• _EXERCISE_: Look through the material below for "nazariyasi". Copy every line that contains it.

— BEGIN MATERIAL FOR THE TASK —

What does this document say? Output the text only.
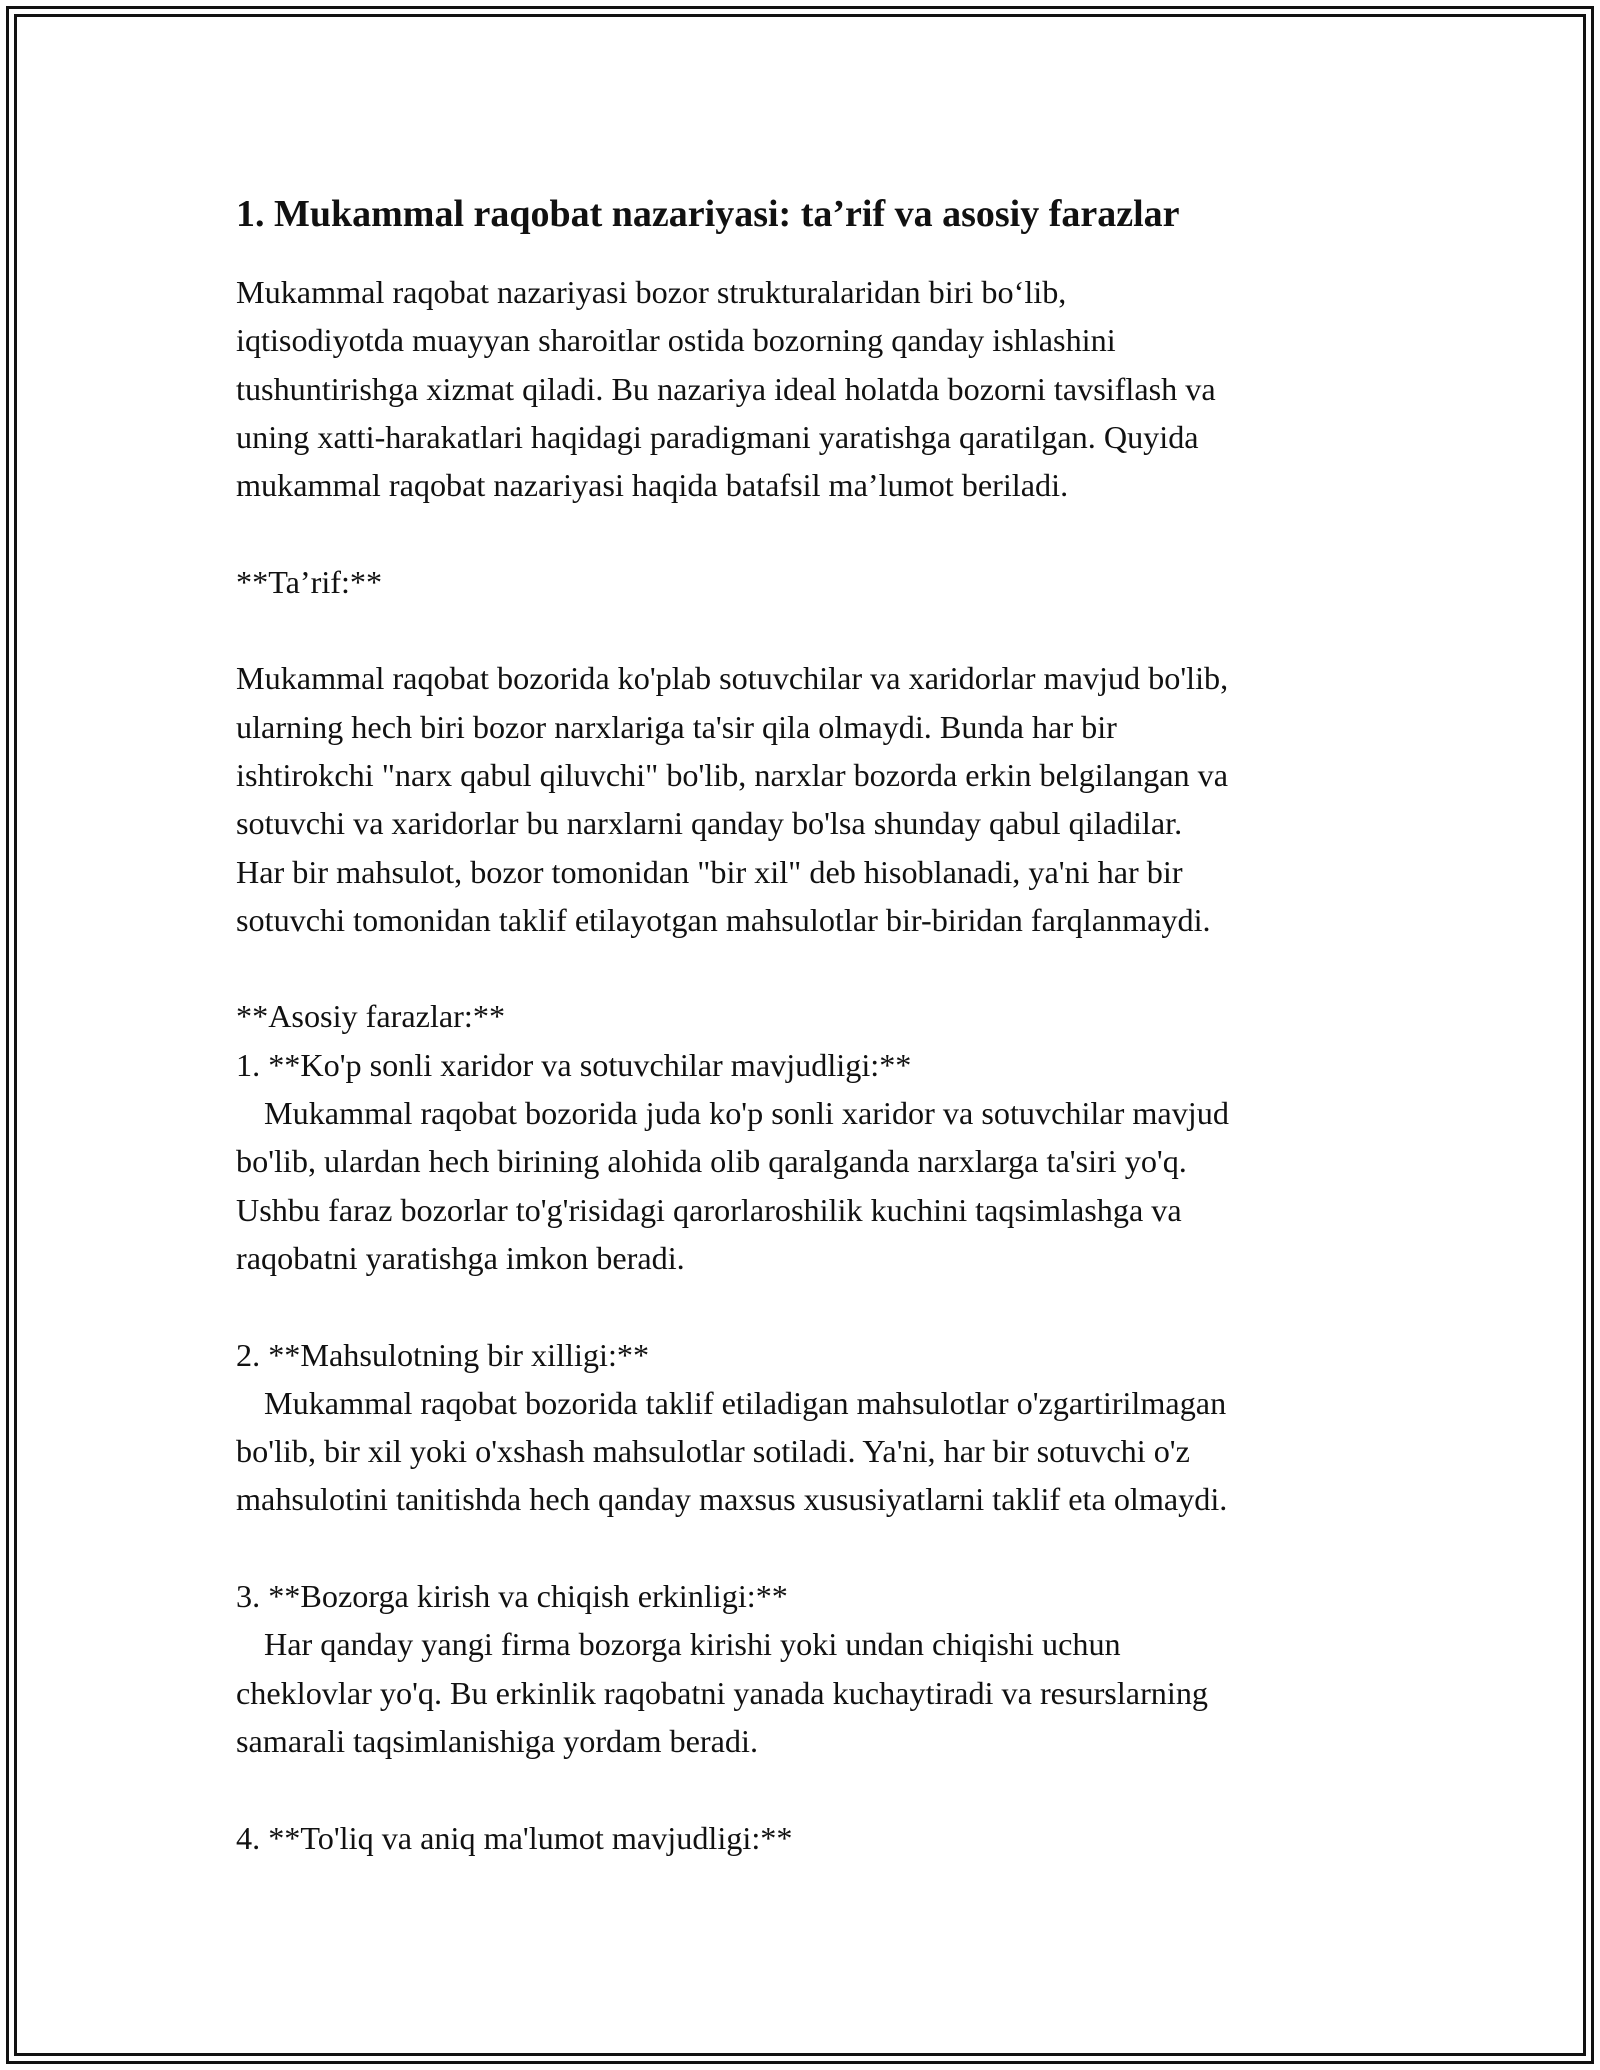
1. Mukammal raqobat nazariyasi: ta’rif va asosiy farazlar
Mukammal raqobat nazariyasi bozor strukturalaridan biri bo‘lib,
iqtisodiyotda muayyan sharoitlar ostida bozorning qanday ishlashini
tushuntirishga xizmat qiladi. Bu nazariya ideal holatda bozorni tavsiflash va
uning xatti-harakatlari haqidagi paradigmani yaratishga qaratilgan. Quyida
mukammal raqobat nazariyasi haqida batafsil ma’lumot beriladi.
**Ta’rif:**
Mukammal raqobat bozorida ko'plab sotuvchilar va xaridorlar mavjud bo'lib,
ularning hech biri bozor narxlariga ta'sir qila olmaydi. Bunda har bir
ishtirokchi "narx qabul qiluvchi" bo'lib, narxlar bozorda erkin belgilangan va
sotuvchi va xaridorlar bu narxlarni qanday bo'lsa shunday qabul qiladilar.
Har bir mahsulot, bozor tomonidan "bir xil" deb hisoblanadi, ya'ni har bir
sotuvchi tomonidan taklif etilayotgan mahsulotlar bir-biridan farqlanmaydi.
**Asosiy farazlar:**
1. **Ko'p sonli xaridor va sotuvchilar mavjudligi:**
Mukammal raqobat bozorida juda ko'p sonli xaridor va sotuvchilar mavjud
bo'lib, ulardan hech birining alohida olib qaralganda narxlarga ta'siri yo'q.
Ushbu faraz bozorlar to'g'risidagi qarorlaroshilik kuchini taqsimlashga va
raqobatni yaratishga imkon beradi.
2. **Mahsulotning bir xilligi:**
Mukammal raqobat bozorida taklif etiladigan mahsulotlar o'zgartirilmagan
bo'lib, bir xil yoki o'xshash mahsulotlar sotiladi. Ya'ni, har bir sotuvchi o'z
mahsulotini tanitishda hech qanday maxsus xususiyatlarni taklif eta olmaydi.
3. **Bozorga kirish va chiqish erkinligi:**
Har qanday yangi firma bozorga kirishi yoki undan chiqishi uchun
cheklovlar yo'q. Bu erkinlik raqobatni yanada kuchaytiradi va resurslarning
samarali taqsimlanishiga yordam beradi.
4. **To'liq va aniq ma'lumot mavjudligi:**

— END MATERIAL FOR THE TASK —
— BEGIN MATERIAL FOR THE TASK —

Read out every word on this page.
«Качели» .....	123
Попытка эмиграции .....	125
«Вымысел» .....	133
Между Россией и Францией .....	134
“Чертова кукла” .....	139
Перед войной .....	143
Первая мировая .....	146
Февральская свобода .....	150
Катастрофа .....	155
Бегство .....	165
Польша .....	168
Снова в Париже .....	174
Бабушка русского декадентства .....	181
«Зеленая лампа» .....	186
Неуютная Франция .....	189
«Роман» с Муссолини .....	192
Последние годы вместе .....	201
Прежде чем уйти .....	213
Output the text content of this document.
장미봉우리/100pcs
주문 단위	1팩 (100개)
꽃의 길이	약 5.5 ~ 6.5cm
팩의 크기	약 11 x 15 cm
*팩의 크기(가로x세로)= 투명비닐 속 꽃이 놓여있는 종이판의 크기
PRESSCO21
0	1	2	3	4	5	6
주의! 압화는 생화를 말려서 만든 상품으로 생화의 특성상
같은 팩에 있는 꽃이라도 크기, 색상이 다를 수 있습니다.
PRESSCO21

— END MATERIAL FOR THE TASK —

• _ANSWER TO THIS PROBLEM_:
1. Mukammal raqobat nazariyasi: ta’rif va asosiy farazlar
Mukammal raqobat nazariyasi bozor strukturalaridan biri bo‘lib,
mukammal raqobat nazariyasi haqida batafsil ma’lumot beriladi.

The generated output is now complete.